▸ Selected extract:
------------------------------------------------

Be A Golden Rule Citizen!
|A Conversation With America &
Creating the Future 2012
Where the New World Begins!
Memo 46: How To Hijack A Movement
"Keep your friends close: Keep your enemy closer"
This chapter is one of those that I find bittersweet because some of the people whose brilliance I've admired most over the years ae some of the same people who have been involved, in one way or another, of perpetrating plans and turning their heads to policies that they knew full well was not only wrong, but caused suffering.
But not just suffering.
They caused the erosion of a justice system we claimed was available and equal for all. Not for national security, not even for national defense or sensitive information that could be use in a detrimental way. It's done for the expediency of politics, to ensure winning elections and maintaining an image to the public all the while serving the commercial interests of the large corporations that enable their continued success in national leadership.
And for the sake of what they might call a big picture world view, lives are used and lost for what they might call the good of the nation, or for the good of the world as a whole, like one of those movies where people talk about the loss of life from a nuclear meltdown, and speak of a million casualties in a hour as if it was small potatoes. Not people. More like numbers that either do or don't represent dependents of the state.
I don't mean to sound so cyncial, but the following memo exemplifies the cynicism of this government, a nation that often speaks with pride about freedom of speech, the ability of citizens to elect and interact with elected officials and even how our communities band together totake care of he needs of our fellow citizens, even when the government is unresponsive.

------------------------------------------------

Raw records:
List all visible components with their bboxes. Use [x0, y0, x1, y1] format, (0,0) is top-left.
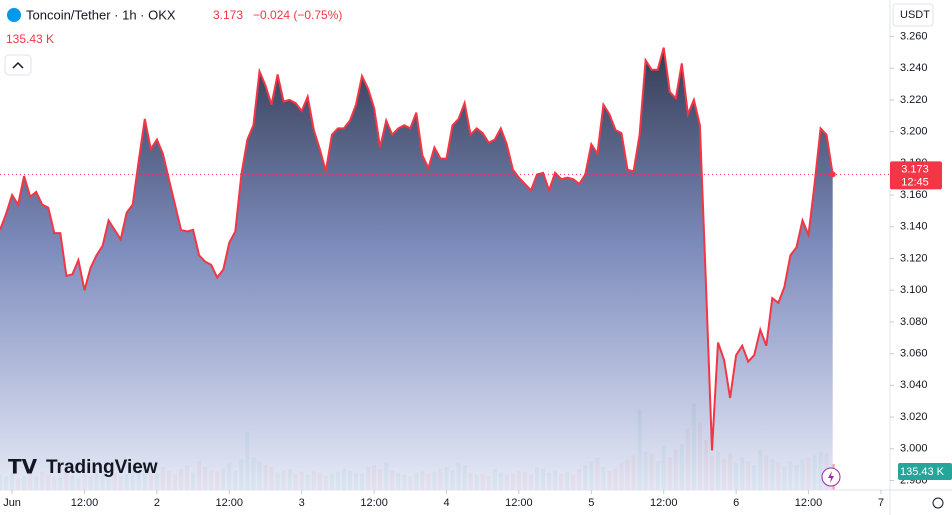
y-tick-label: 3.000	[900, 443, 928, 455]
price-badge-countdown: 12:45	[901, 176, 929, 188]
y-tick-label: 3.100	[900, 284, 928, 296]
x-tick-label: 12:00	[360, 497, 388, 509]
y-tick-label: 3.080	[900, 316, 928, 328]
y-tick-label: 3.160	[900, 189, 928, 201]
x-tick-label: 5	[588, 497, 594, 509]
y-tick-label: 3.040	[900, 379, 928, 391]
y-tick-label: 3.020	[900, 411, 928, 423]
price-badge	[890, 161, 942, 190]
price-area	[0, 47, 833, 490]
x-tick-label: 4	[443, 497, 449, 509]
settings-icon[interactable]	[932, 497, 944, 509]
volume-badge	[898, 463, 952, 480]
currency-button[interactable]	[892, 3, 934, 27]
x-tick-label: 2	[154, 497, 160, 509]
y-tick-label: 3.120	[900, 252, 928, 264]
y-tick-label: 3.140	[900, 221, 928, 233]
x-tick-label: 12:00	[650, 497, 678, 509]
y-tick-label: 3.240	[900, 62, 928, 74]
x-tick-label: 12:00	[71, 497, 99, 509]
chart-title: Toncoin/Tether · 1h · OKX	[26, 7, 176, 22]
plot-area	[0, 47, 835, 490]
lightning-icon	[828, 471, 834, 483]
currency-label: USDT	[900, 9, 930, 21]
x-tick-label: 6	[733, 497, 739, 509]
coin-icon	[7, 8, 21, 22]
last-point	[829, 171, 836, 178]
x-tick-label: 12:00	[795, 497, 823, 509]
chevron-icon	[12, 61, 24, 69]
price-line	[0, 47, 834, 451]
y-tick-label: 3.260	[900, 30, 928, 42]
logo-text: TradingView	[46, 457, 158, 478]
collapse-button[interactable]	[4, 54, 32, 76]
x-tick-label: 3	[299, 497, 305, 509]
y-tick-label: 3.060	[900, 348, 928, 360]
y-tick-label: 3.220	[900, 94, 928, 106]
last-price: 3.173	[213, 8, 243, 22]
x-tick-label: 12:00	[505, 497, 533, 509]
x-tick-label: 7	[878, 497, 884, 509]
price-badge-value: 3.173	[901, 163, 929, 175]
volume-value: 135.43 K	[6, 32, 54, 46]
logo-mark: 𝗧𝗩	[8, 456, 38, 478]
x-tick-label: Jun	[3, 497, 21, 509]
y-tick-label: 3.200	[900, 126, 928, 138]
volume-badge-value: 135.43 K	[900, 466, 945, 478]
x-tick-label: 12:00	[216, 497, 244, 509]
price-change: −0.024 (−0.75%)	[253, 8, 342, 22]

------------------------------------------------

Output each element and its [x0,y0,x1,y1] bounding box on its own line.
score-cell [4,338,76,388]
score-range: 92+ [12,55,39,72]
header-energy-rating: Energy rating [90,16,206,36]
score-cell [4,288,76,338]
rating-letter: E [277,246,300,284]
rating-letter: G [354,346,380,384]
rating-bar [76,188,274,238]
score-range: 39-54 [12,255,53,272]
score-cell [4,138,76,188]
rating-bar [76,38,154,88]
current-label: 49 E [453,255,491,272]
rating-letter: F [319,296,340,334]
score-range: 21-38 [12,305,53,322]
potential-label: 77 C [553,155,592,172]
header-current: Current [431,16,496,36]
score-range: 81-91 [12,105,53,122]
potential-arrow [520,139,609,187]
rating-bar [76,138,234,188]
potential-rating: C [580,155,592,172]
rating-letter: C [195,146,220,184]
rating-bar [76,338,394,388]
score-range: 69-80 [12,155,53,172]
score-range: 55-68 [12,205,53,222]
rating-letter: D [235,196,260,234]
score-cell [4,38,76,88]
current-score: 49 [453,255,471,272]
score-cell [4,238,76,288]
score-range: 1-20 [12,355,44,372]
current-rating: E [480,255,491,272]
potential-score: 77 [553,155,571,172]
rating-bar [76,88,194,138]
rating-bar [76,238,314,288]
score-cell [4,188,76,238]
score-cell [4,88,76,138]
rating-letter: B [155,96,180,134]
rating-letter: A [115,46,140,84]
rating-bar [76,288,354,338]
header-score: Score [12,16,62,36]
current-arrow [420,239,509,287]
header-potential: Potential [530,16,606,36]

------------------------------------------------

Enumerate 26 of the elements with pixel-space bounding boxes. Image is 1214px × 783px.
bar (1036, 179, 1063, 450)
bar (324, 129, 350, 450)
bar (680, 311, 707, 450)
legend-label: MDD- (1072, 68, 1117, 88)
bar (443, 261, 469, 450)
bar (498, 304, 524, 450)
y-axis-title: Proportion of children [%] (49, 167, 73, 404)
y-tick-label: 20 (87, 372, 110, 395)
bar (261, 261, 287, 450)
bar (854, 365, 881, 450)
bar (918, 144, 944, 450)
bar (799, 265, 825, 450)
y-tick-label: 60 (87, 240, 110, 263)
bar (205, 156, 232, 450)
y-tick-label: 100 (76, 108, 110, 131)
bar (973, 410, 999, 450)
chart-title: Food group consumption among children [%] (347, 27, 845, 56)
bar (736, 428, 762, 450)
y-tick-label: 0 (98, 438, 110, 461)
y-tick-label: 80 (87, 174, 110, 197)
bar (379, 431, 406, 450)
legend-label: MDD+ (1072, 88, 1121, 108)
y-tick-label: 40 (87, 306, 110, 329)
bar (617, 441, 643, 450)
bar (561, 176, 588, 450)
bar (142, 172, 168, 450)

------------------------------------------------

▸ Tasks to perform:
A – What is the title of Memo 46 in the memo excerpt?
B – Gather every line of the entries that contains the string "cell".
The memo excerpt and the entries are separate material with no connection to each other.

▸ Expected results:
A – How To Hijack A Movement

B –
score-cell [4,338,76,388]
score-cell [4,288,76,338]
score-cell [4,138,76,188]
score-cell [4,38,76,88]
score-cell [4,238,76,288]
score-cell [4,188,76,238]
score-cell [4,88,76,138]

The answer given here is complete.